— BEGIN The records —
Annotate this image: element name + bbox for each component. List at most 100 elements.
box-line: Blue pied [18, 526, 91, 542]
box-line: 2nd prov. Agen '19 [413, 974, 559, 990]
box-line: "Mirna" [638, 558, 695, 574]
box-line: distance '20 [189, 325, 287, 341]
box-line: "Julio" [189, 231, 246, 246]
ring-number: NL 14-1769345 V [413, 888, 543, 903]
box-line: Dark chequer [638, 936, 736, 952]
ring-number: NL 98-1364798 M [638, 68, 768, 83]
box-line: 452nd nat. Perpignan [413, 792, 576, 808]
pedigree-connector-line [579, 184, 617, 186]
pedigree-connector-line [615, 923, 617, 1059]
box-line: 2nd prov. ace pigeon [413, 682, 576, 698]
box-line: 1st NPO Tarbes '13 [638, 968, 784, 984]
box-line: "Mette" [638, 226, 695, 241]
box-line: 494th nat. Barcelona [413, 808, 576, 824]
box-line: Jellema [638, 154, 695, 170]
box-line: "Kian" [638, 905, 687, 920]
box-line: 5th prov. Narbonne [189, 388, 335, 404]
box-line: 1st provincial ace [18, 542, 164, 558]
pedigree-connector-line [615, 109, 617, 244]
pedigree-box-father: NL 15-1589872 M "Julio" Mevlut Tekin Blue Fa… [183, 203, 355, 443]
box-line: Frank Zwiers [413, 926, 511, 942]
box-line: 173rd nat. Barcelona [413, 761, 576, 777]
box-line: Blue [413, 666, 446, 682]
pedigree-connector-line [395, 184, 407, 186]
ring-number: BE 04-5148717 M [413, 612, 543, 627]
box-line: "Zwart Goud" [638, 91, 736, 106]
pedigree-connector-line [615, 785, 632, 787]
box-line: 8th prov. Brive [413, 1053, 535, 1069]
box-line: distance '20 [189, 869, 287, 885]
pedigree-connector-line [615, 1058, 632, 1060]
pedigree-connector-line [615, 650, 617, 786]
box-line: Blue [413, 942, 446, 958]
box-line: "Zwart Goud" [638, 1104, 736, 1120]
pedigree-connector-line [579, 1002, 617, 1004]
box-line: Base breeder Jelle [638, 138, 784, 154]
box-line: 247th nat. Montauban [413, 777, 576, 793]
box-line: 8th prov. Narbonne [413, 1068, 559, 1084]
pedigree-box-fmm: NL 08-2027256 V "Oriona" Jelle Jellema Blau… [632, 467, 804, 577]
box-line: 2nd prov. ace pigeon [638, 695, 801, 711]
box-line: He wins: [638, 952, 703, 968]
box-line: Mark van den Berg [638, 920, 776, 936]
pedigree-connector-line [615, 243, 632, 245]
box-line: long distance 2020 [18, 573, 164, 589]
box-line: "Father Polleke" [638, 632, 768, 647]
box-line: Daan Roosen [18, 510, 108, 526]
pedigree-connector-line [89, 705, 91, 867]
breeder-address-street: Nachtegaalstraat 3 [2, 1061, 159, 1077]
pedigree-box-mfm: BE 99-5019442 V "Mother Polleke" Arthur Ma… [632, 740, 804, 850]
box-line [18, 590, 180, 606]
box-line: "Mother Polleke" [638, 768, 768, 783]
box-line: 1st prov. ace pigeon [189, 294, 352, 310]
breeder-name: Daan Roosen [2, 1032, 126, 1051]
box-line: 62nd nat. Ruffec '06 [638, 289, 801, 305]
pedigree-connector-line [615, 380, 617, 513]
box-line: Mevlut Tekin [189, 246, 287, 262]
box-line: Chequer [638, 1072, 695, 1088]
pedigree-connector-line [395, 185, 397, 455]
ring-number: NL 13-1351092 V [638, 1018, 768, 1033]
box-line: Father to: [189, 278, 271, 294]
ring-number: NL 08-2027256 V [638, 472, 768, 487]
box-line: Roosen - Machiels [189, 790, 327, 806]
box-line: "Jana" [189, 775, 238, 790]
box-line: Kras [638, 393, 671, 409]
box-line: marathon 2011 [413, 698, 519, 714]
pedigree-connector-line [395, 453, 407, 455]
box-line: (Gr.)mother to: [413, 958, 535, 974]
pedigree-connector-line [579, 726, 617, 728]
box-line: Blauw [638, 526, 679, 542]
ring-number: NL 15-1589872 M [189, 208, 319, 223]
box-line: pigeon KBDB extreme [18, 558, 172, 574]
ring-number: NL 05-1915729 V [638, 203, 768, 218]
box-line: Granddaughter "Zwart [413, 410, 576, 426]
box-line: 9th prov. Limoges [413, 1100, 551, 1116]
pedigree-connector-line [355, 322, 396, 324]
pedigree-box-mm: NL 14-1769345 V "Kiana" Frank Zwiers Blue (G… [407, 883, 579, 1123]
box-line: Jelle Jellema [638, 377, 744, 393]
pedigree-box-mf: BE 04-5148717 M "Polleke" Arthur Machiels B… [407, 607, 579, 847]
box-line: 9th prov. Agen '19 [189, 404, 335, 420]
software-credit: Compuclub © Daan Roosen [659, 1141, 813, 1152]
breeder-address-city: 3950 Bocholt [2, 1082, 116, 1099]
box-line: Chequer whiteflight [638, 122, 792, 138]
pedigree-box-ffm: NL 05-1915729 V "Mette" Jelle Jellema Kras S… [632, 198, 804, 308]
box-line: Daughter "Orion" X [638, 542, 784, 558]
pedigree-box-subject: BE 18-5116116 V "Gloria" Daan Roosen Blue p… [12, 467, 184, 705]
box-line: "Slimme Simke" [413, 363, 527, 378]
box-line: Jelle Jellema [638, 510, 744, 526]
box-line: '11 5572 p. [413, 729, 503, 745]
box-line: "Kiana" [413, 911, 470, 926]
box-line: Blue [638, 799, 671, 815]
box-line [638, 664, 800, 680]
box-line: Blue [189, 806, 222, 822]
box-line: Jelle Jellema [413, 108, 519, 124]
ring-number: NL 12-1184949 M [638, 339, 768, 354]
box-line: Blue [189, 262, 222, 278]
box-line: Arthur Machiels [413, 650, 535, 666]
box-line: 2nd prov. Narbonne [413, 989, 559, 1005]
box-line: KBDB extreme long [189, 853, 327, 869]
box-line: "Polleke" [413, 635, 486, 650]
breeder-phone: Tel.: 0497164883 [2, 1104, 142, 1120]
— END The records —
--- Written instruction ---
Transcribe every line from the beginning of the items through the line containing "ring-number: NL 98-1364798", inclusive, reproducing each one without alteration.

--- Answer for the task ---
Annotate this image: element name + bbox for each component. List at most 100 elements.
box-line: Blue pied [18, 526, 91, 542]
box-line: 2nd prov. Agen '19 [413, 974, 559, 990]
box-line: "Mirna" [638, 558, 695, 574]
box-line: distance '20 [189, 325, 287, 341]
box-line: "Julio" [189, 231, 246, 246]
ring-number: NL 14-1769345 V [413, 888, 543, 903]
box-line: Dark chequer [638, 936, 736, 952]
ring-number: NL 98-1364798 M [638, 68, 768, 83]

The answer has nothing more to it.